WHAT YOU WILL DO: Turn every line of the items into a Markdown table with two columns, Row and Line. Put the row number in Row and the full line in Line, and leave out any blank lines.

Labeled box records:
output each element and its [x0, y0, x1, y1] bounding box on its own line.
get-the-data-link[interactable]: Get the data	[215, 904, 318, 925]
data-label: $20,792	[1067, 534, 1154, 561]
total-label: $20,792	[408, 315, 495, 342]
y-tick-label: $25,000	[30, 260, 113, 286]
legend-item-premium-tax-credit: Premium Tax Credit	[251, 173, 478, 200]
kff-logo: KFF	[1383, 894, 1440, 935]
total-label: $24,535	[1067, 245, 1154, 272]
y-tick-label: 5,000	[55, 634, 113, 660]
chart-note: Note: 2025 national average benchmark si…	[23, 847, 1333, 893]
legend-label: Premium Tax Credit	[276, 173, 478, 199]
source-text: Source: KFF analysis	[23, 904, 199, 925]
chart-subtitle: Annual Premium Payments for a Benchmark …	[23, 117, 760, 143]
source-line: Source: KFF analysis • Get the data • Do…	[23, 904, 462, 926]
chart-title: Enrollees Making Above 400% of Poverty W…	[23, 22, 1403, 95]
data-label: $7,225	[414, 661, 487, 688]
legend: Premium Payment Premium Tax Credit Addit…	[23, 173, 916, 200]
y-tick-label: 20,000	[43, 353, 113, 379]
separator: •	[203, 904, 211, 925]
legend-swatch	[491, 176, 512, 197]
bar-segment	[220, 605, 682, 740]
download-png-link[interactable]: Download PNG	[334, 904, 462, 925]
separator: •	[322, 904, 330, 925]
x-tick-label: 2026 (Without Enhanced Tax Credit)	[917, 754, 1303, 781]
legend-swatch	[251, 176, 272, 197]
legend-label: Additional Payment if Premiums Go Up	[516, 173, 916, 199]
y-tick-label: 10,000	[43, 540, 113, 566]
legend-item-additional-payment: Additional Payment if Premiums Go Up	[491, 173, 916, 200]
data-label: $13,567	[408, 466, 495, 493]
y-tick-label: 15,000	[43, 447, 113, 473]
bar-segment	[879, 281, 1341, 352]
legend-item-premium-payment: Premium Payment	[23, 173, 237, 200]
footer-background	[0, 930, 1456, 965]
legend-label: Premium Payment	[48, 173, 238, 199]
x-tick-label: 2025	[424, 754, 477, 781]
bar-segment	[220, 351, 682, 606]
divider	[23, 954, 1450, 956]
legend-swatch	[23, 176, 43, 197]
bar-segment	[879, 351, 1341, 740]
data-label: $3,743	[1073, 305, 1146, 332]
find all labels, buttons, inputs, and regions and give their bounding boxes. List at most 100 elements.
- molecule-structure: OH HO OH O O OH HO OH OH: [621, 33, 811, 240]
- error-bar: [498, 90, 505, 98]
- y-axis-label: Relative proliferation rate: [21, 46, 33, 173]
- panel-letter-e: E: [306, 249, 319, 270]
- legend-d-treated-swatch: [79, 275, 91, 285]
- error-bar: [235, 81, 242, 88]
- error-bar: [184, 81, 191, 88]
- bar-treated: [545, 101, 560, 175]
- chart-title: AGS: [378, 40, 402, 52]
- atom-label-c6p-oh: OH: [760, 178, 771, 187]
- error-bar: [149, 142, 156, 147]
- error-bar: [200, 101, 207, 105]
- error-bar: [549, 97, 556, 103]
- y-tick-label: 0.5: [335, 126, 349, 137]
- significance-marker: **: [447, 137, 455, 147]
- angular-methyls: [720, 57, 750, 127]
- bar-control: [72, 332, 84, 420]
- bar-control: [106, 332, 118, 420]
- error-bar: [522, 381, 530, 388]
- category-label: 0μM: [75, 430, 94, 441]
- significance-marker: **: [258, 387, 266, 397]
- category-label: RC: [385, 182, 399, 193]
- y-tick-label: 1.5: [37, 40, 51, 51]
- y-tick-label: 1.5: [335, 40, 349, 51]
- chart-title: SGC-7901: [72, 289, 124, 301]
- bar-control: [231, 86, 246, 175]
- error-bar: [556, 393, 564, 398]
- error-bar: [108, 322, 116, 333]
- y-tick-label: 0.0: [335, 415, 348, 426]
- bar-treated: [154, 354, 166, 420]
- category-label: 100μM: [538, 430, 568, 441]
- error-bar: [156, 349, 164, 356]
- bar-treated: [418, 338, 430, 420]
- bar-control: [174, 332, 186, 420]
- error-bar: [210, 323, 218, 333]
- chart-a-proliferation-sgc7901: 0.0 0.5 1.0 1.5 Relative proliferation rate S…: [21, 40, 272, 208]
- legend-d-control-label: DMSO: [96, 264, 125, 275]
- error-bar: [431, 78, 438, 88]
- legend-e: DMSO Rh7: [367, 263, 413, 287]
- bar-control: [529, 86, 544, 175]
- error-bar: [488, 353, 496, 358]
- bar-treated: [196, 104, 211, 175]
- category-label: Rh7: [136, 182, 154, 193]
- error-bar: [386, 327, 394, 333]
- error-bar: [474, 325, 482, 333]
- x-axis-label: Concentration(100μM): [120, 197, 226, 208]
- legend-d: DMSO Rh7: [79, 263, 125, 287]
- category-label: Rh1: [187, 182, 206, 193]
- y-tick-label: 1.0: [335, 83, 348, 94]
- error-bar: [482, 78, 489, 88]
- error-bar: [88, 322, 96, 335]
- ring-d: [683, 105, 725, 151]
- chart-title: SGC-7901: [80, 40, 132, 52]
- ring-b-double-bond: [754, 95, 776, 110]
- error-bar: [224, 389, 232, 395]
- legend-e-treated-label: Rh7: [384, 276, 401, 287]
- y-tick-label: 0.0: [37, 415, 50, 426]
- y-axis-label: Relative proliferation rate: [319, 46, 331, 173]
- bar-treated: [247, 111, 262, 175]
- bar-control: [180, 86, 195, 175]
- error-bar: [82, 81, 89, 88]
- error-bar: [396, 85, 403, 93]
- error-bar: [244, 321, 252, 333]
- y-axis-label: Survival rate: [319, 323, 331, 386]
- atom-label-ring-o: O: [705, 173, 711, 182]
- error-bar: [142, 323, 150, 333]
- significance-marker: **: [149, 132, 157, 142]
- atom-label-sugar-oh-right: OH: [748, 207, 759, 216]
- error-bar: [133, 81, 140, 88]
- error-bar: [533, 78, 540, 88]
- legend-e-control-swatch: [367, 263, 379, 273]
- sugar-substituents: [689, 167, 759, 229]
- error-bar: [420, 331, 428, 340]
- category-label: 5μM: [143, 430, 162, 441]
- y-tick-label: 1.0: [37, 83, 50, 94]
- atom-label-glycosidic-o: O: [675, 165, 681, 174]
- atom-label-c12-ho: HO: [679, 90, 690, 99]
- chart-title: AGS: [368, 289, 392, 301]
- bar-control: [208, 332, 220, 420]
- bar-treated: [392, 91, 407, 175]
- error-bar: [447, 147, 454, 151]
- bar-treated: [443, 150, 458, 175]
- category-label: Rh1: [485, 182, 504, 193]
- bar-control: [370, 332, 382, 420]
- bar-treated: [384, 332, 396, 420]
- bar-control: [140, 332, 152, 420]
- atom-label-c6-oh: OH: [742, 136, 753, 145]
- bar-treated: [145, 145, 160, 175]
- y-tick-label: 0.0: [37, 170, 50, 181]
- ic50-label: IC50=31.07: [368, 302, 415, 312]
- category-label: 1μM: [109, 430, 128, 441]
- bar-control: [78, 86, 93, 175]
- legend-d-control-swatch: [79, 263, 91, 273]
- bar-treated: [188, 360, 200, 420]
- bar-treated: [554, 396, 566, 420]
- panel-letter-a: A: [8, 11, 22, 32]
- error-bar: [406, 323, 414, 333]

COMPLETE RESPONSE:
| Row | Line |
|---|---|
| 1 | output each element and its [x0, y0, x1, y1] bounding box on its own line. |
| 2 | get-the-data-link[interactable]: Get the data	[215, 904, 318, 925] |
| 3 | data-label: $20,792	[1067, 534, 1154, 561] |
| 4 | total-label: $20,792	[408, 315, 495, 342] |
| 5 | y-tick-label: $25,000	[30, 260, 113, 286] |
| 6 | legend-item-premium-tax-credit: Premium Tax Credit	[251, 173, 478, 200] |
| 7 | kff-logo: KFF	[1383, 894, 1440, 935] |
| 8 | total-label: $24,535	[1067, 245, 1154, 272] |
| 9 | y-tick-label: 5,000	[55, 634, 113, 660] |
| 10 | chart-note: Note: 2025 national average benchmark si…	[23, 847, 1333, 893] |
| 11 | legend-label: Premium Tax Credit	[276, 173, 478, 199] |
| 12 | source-text: Source: KFF analysis	[23, 904, 199, 925] |
| 13 | chart-subtitle: Annual Premium Payments for a Benchmark …	[23, 117, 760, 143] |
| 14 | source-line: Source: KFF analysis • Get the data • Do…	[23, 904, 462, 926] |
| 15 | chart-title: Enrollees Making Above 400% of Poverty W…	[23, 22, 1403, 95] |
| 16 | data-label: $7,225	[414, 661, 487, 688] |
| 17 | legend: Premium Payment Premium Tax Credit Addit…	[23, 173, 916, 200] |
| 18 | y-tick-label: 20,000	[43, 353, 113, 379] |
| 19 | separator: •	[203, 904, 211, 925] |
| 20 | legend-swatch	[491, 176, 512, 197] |
| 21 | bar-segment	[220, 605, 682, 740] |
| 22 | download-png-link[interactable]: Download PNG	[334, 904, 462, 925] |
| 23 | separator: •	[322, 904, 330, 925] |
| 24 | x-tick-label: 2026 (Without Enhanced Tax Credit)	[917, 754, 1303, 781] |
| 25 | legend-swatch	[251, 176, 272, 197] |
| 26 | legend-label: Additional Payment if Premiums Go Up	[516, 173, 916, 199] |
| 27 | y-tick-label: 10,000	[43, 540, 113, 566] |
| 28 | legend-item-additional-payment: Additional Payment if Premiums Go Up	[491, 173, 916, 200] |
| 29 | data-label: $13,567	[408, 466, 495, 493] |
| 30 | y-tick-label: 15,000	[43, 447, 113, 473] |
| 31 | bar-segment	[879, 281, 1341, 352] |
| 32 | legend-item-premium-payment: Premium Payment	[23, 173, 237, 200] |
| 33 | footer-background	[0, 930, 1456, 965] |
| 34 | legend-label: Premium Payment	[48, 173, 238, 199] |
| 35 | x-tick-label: 2025	[424, 754, 477, 781] |
| 36 | bar-segment	[220, 351, 682, 606] |
| 37 | divider	[23, 954, 1450, 956] |
| 38 | legend-swatch	[23, 176, 43, 197] |
| 39 | bar-segment	[879, 351, 1341, 740] |
| 40 | data-label: $3,743	[1073, 305, 1146, 332] |
| 41 | find all labels, buttons, inputs, and regions and give their bounding boxes. List at most 100 elements. |
| 42 | - molecule-structure: OH HO OH O O OH HO OH OH: [621, 33, 811, 240] |
| 43 | - error-bar: [498, 90, 505, 98] |
| 44 | - y-axis-label: Relative proliferation rate: [21, 46, 33, 173] |
| 45 | - panel-letter-e: E: [306, 249, 319, 270] |
| 46 | - legend-d-treated-swatch: [79, 275, 91, 285] |
| 47 | - error-bar: [235, 81, 242, 88] |
| 48 | - error-bar: [184, 81, 191, 88] |
| 49 | - bar-treated: [545, 101, 560, 175] |
| 50 | - chart-title: AGS: [378, 40, 402, 52] |
| 51 | - atom-label-c6p-oh: OH: [760, 178, 771, 187] |
| 52 | - error-bar: [149, 142, 156, 147] |
| 53 | - error-bar: [200, 101, 207, 105] |
| 54 | - error-bar: [549, 97, 556, 103] |
| 55 | - y-tick-label: 0.5: [335, 126, 349, 137] |
| 56 | - significance-marker: **: [447, 137, 455, 147] |
| 57 | - angular-methyls: [720, 57, 750, 127] |
| 58 | - bar-control: [72, 332, 84, 420] |
| 59 | - bar-control: [106, 332, 118, 420] |
| 60 | - error-bar: [522, 381, 530, 388] |
| 61 | - category-label: 0μM: [75, 430, 94, 441] |
| 62 | - significance-marker: **: [258, 387, 266, 397] |
| 63 | - category-label: RC: [385, 182, 399, 193] |
| 64 | - y-tick-label: 1.5: [37, 40, 51, 51] |
| 65 | - y-tick-label: 1.5: [335, 40, 349, 51] |
| 66 | - chart-title: SGC-7901: [72, 289, 124, 301] |
| 67 | - bar-control: [231, 86, 246, 175] |
| 68 | - error-bar: [556, 393, 564, 398] |
| 69 | - error-bar: [108, 322, 116, 333] |
| 70 | - y-tick-label: 0.0: [335, 415, 348, 426] |
| 71 | - bar-treated: [154, 354, 166, 420] |
| 72 | - category-label: 100μM: [538, 430, 568, 441] |
| 73 | - error-bar: [156, 349, 164, 356] |
| 74 | - bar-treated: [418, 338, 430, 420] |
| 75 | - bar-control: [174, 332, 186, 420] |
| 76 | - error-bar: [210, 323, 218, 333] |
| 77 | - chart-a-proliferation-sgc7901: 0.0 0.5 1.0 1.5 Relative proliferation rate S…: [21, 40, 272, 208] |
| 78 | - legend-d-control-label: DMSO: [96, 264, 125, 275] |
| 79 | - error-bar: [431, 78, 438, 88] |
| 80 | - legend-e: DMSO Rh7: [367, 263, 413, 287] |
| 81 | - bar-control: [529, 86, 544, 175] |
| 82 | - error-bar: [488, 353, 496, 358] |
| 83 | - bar-treated: [196, 104, 211, 175] |
| 84 | - category-label: Rh7: [136, 182, 154, 193] |
| 85 | - error-bar: [386, 327, 394, 333] |
| 86 | - error-bar: [474, 325, 482, 333] |
| 87 | - x-axis-label: Concentration(100μM): [120, 197, 226, 208] |
| 88 | - legend-d: DMSO Rh7: [79, 263, 125, 287] |
| 89 | - category-label: Rh1: [187, 182, 206, 193] |
| 90 | - y-tick-label: 1.0: [335, 83, 348, 94] |
| 91 | - error-bar: [482, 78, 489, 88] |
| 92 | - error-bar: [88, 322, 96, 335] |
| 93 | - ring-d: [683, 105, 725, 151] |
| 94 | - chart-title: SGC-7901: [80, 40, 132, 52] |
| 95 | - ring-b-double-bond: [754, 95, 776, 110] |
| 96 | - error-bar: [224, 389, 232, 395] |
| 97 | - legend-e-treated-label: Rh7: [384, 276, 401, 287] |
| 98 | - y-tick-label: 0.0: [37, 415, 50, 426] |
| 99 | - y-axis-label: Relative proliferation rate: [319, 46, 331, 173] |
| 100 | - bar-treated: [247, 111, 262, 175] |
| 101 | - bar-control: [180, 86, 195, 175] |
| 102 | - error-bar: [82, 81, 89, 88] |
| 103 | - error-bar: [396, 85, 403, 93] |
| 104 | - error-bar: [244, 321, 252, 333] |
| 105 | - y-axis-label: Survival rate: [319, 323, 331, 386] |
| 106 | - atom-label-ring-o: O: [705, 173, 711, 182] |
| 107 | - error-bar: [142, 323, 150, 333] |
| 108 | - significance-marker: **: [149, 132, 157, 142] |
| 109 | - atom-label-sugar-oh-right: OH: [748, 207, 759, 216] |
| 110 | - error-bar: [133, 81, 140, 88] |
| 111 | - error-bar: [533, 78, 540, 88] |
| 112 | - legend-e-control-swatch: [367, 263, 379, 273] |
| 113 | - sugar-substituents: [689, 167, 759, 229] |
| 114 | - error-bar: [420, 331, 428, 340] |
| 115 | - category-label: 5μM: [143, 430, 162, 441] |
| 116 | - y-tick-label: 1.0: [37, 83, 50, 94] |
| 117 | - atom-label-glycosidic-o: O: [675, 165, 681, 174] |
| 118 | - atom-label-c12-ho: HO: [679, 90, 690, 99] |
| 119 | - chart-title: AGS: [368, 289, 392, 301] |
| 120 | - bar-control: [208, 332, 220, 420] |
| 121 | - bar-treated: [392, 91, 407, 175] |
| 122 | - error-bar: [447, 147, 454, 151] |
| 123 | - bar-treated: [443, 150, 458, 175] |
| 124 | - category-label: Rh1: [485, 182, 504, 193] |
| 125 | - bar-control: [370, 332, 382, 420] |
| 126 | - bar-treated: [384, 332, 396, 420] |
| 127 | - bar-control: [140, 332, 152, 420] |
| 128 | - atom-label-c6-oh: OH: [742, 136, 753, 145] |
| 129 | - bar-treated: [145, 145, 160, 175] |
| 130 | - y-tick-label: 0.0: [37, 170, 50, 181] |
| 131 | - ic50-label: IC50=31.07: [368, 302, 415, 312] |
| 132 | - category-label: 1μM: [109, 430, 128, 441] |
| 133 | - bar-control: [78, 86, 93, 175] |
| 134 | - legend-d-control-swatch: [79, 263, 91, 273] |
| 135 | - bar-treated: [188, 360, 200, 420] |
| 136 | - bar-treated: [554, 396, 566, 420] |
| 137 | - panel-letter-a: A: [8, 11, 22, 32] |
| 138 | - error-bar: [406, 323, 414, 333] |